Record extracts:
########################################

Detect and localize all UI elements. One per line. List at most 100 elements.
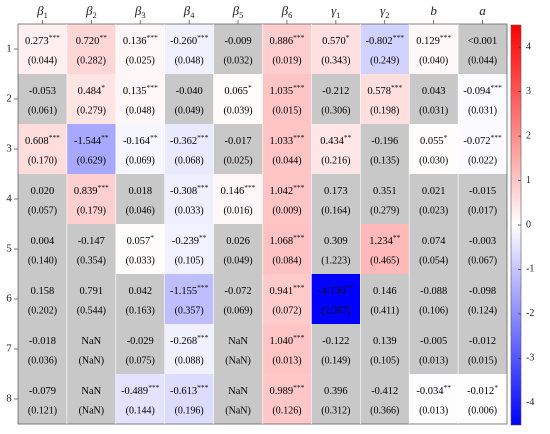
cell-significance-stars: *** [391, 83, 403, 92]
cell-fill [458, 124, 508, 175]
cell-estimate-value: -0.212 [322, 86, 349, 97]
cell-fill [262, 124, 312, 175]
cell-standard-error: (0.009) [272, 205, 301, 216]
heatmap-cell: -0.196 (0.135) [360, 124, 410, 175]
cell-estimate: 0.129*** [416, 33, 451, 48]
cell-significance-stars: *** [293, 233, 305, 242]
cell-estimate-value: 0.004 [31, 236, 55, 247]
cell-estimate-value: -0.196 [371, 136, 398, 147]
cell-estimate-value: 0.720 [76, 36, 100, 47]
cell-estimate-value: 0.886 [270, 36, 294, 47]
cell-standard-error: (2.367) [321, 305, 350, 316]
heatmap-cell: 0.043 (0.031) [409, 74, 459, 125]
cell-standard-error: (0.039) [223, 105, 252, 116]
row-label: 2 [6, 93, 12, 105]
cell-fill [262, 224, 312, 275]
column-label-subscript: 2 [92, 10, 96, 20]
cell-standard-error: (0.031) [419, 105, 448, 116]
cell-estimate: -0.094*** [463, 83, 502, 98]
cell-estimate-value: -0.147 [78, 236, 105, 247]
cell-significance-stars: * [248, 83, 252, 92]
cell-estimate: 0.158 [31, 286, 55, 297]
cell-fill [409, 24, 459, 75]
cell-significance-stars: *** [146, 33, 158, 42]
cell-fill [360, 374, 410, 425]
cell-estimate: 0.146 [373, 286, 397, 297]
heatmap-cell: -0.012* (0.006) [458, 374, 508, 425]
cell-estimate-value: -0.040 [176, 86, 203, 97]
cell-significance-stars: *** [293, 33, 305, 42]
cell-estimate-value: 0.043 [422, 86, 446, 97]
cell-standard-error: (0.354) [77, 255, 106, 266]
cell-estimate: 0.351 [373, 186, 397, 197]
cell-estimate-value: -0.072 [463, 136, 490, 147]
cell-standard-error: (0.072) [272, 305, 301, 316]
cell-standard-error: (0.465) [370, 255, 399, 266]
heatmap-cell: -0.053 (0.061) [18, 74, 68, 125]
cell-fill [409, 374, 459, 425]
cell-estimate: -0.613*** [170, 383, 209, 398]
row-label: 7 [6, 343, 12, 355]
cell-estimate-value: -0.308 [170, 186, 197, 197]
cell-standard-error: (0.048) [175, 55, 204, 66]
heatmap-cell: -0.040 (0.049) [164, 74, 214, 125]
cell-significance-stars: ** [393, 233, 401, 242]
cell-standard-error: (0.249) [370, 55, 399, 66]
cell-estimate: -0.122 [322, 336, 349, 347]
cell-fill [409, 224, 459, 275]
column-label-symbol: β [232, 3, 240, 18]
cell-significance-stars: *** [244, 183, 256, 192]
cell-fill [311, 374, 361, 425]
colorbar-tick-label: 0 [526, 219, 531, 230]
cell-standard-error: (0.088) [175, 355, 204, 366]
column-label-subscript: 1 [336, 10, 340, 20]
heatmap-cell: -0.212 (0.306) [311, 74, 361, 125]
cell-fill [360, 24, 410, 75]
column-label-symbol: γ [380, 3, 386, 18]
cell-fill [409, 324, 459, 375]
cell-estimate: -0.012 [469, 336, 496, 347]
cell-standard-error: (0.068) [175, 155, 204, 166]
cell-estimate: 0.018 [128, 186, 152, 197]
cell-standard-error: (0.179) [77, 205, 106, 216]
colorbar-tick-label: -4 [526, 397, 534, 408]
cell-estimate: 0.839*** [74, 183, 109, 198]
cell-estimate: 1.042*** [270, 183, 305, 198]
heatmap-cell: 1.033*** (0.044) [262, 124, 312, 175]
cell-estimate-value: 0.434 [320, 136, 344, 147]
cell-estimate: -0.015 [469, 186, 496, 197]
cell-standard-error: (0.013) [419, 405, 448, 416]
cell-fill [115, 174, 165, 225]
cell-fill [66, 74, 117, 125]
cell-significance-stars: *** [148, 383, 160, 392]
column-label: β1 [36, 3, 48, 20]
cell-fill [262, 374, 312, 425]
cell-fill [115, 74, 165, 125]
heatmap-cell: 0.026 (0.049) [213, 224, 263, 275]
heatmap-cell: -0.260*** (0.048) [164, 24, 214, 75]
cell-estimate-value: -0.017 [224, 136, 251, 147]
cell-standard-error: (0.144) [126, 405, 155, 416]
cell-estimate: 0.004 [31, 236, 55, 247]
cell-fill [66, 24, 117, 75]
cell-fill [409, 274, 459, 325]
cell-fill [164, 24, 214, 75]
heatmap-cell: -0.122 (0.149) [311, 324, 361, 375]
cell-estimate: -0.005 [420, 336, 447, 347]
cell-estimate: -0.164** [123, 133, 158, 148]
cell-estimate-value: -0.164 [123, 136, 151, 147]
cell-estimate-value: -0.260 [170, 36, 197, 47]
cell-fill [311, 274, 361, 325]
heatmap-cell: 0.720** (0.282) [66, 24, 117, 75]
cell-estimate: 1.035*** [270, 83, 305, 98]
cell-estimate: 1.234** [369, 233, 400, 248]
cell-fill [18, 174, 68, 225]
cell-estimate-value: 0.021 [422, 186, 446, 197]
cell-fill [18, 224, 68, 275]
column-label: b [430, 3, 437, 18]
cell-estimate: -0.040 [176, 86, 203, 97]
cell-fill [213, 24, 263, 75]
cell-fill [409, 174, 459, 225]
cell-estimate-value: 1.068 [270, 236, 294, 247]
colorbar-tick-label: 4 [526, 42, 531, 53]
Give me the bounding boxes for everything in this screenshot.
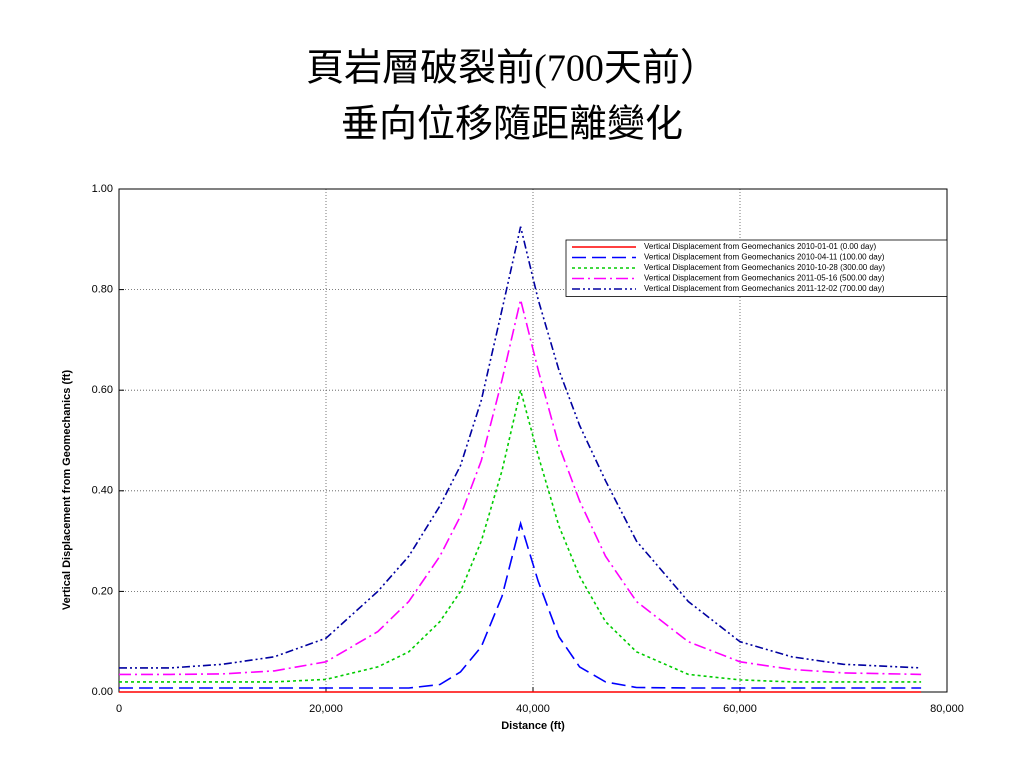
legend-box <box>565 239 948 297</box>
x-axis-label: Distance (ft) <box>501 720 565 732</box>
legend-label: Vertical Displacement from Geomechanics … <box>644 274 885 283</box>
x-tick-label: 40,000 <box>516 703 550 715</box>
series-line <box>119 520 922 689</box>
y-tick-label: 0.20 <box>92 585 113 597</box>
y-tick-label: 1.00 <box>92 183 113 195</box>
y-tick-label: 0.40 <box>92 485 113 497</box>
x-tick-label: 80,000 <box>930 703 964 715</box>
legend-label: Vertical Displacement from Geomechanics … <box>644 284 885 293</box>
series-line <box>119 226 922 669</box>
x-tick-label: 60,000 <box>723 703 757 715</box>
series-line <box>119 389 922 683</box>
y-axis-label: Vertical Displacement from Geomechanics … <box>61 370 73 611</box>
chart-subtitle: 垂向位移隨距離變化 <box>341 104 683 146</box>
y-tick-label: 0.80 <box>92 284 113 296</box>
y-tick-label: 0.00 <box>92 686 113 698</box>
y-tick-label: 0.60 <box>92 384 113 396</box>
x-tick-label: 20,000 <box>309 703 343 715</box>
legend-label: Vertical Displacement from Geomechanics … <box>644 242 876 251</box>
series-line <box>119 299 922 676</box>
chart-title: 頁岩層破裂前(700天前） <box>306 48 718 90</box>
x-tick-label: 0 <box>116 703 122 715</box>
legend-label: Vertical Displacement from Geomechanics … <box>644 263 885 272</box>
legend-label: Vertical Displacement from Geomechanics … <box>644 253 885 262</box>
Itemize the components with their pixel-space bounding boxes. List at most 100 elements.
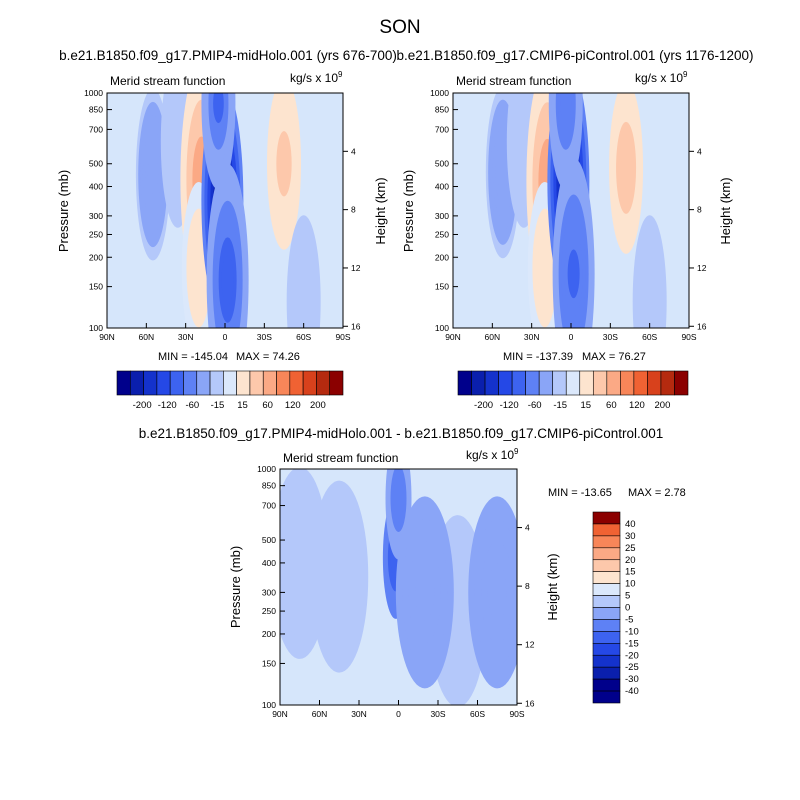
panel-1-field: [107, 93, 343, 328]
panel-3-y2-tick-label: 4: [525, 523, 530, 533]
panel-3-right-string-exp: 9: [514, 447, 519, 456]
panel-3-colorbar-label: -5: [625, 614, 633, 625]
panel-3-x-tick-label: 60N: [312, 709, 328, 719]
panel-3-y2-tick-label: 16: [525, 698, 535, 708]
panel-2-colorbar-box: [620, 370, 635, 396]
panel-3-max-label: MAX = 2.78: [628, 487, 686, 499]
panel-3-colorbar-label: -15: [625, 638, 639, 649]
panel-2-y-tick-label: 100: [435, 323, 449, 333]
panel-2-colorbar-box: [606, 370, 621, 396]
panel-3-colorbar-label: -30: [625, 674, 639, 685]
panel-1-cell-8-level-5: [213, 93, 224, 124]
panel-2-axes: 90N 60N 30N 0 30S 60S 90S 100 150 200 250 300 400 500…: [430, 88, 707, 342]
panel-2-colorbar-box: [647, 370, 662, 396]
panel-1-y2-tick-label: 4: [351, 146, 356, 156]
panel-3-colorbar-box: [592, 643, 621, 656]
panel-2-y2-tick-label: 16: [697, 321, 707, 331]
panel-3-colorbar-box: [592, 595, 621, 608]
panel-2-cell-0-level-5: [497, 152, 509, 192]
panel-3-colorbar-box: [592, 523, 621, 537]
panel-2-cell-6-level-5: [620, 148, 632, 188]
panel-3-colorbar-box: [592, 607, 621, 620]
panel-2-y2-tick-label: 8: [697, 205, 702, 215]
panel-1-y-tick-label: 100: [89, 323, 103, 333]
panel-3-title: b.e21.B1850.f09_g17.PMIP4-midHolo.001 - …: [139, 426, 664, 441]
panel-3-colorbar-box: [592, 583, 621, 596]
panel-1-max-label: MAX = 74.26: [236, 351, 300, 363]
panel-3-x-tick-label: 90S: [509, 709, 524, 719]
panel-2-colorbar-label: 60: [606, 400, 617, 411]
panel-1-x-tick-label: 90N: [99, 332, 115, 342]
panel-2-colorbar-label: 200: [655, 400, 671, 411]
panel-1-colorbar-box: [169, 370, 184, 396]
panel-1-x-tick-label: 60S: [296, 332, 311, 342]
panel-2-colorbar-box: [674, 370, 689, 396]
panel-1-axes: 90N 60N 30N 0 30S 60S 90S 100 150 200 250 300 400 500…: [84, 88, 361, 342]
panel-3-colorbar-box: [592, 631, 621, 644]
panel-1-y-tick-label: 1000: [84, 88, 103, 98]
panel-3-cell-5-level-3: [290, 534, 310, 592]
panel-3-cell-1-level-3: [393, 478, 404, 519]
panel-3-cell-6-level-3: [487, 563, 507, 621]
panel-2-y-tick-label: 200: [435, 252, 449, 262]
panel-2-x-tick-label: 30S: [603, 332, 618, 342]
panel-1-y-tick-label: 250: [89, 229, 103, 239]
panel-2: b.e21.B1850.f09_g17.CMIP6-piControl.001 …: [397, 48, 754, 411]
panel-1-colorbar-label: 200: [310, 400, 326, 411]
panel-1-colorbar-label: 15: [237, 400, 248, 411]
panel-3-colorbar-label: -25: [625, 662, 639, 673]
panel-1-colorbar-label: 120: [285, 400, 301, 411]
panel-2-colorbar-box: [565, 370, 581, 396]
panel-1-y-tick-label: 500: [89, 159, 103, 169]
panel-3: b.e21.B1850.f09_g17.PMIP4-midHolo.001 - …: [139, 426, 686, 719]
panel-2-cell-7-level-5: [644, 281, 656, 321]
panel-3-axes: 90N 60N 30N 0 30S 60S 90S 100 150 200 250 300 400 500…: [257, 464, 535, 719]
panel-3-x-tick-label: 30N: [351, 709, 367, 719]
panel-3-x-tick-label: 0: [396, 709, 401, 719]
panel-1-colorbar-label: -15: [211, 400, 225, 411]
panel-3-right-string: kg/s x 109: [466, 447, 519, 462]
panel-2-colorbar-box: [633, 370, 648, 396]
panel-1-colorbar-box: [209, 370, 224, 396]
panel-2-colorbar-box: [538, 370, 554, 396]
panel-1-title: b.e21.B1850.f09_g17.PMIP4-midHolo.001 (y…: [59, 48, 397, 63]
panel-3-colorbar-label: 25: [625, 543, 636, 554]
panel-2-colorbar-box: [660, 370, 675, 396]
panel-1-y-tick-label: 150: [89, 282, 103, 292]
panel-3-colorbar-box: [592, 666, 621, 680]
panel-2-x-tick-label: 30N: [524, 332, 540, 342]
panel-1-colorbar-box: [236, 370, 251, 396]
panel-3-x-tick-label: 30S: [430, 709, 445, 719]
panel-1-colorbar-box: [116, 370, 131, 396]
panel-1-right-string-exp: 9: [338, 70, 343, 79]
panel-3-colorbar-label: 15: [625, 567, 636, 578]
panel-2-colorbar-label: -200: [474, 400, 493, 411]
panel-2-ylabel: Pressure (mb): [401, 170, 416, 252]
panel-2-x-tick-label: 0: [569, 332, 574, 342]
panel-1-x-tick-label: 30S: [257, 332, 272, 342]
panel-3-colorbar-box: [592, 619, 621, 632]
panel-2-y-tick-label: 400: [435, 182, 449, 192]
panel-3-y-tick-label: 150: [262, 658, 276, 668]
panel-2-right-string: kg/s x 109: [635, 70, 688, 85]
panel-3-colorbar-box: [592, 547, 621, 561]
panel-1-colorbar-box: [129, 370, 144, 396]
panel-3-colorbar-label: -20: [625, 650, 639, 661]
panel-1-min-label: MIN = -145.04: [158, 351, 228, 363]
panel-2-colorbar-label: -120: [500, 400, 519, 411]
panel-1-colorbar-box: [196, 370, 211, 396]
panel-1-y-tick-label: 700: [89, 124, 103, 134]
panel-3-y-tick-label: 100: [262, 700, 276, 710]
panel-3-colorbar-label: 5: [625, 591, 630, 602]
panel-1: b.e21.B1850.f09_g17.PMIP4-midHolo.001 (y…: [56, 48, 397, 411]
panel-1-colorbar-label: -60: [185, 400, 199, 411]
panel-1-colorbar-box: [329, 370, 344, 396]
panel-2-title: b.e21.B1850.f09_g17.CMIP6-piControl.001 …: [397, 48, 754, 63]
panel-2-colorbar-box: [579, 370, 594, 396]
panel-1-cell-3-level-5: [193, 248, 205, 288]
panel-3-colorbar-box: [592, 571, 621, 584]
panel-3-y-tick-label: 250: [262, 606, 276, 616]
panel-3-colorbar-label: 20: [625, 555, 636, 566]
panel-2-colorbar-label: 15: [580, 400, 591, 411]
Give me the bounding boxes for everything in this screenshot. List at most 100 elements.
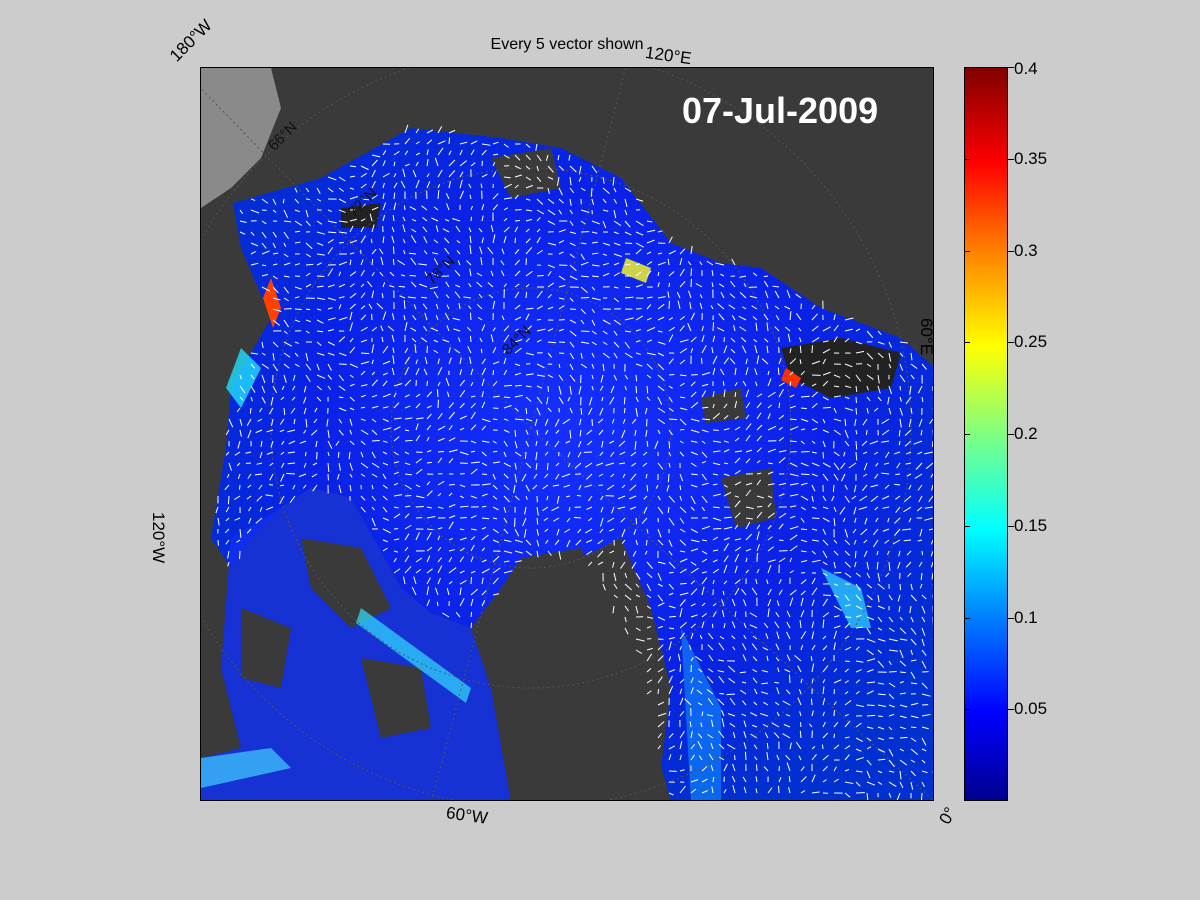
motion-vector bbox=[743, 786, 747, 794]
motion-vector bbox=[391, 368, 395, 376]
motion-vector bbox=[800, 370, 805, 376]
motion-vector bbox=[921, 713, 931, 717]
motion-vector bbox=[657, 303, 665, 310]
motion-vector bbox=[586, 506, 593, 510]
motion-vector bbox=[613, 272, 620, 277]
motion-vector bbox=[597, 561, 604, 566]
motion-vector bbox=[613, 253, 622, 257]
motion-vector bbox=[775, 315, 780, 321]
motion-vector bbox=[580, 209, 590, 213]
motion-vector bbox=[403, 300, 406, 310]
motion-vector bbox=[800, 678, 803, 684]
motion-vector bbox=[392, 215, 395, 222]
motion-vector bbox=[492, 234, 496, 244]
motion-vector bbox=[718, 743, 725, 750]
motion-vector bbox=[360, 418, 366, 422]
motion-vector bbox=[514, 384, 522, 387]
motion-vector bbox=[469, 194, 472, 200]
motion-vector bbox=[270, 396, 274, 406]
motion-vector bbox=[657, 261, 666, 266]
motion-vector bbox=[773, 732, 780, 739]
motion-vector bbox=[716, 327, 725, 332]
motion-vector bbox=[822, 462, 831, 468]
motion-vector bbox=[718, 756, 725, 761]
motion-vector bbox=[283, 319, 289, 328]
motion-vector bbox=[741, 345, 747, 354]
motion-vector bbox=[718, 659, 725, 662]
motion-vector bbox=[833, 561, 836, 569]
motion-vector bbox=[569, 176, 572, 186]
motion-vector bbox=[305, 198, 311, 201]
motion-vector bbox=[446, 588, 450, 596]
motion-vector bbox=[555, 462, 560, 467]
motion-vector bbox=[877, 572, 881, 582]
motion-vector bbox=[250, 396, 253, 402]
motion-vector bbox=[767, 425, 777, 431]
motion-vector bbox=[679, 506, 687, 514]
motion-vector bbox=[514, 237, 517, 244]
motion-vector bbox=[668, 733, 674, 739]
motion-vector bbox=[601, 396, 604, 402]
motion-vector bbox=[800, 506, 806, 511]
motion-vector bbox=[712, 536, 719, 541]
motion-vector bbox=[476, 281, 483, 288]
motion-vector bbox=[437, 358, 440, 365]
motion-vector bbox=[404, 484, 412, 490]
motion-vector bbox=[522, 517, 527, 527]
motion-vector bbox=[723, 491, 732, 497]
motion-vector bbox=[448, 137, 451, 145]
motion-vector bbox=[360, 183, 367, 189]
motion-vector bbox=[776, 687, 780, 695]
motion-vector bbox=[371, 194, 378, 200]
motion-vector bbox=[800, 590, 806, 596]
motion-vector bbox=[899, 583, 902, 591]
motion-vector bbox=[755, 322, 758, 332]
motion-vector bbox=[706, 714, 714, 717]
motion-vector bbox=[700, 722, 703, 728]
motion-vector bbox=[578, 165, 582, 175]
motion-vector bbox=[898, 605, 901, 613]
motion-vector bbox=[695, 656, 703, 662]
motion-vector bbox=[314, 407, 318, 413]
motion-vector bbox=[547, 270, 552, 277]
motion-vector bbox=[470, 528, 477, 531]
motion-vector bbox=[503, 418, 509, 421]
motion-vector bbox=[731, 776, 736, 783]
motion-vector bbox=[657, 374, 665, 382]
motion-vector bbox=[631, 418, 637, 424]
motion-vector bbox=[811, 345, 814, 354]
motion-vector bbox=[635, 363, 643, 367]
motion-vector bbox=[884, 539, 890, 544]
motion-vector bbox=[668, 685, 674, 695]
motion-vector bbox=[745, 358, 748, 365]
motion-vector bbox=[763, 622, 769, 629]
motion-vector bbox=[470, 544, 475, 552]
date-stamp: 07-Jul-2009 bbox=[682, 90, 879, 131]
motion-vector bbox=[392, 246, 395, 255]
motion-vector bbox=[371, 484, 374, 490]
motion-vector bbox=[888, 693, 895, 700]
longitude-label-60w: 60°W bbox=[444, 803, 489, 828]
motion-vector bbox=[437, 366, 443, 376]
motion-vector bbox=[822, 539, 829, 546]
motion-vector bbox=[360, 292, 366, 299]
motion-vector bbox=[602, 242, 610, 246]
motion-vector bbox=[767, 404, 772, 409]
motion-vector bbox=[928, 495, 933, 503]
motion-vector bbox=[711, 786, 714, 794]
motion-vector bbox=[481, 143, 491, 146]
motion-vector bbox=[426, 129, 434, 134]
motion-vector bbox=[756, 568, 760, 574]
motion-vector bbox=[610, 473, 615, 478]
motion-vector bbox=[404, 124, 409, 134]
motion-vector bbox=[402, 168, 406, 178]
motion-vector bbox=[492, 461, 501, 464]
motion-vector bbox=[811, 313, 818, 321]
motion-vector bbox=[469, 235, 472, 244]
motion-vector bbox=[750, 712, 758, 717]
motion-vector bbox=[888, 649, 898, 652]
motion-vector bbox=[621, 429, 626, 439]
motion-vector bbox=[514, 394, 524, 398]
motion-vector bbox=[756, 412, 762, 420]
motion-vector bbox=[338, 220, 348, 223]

########################################

Can you arrange the entry lines, starting with the line containing "panel-1-field: [107, 93, 343, 328]" and going on through the line containing "panel-2-y-tick-label: 100: [435, 323, 449, 333]", both included, as a JSON list of strings with one string per line and blank lines left out?

Expected answer:
[
  "panel-1-field: [107, 93, 343, 328]",
  "panel-3-y2-tick-label: 4: [525, 523, 530, 533]",
  "panel-3-right-string-exp: 9: [514, 447, 519, 456]",
  "panel-3-colorbar-label: -5: [625, 614, 633, 625]",
  "panel-3-x-tick-label: 60N: [312, 709, 328, 719]",
  "panel-3-y2-tick-label: 16: [525, 698, 535, 708]",
  "panel-2-colorbar-box: [620, 370, 635, 396]",
  "panel-3-max-label: MAX = 2.78: [628, 487, 686, 499]",
  "panel-3-colorbar-label: -15: [625, 638, 639, 649]",
  "panel-2-y-tick-label: 100: [435, 323, 449, 333]"
]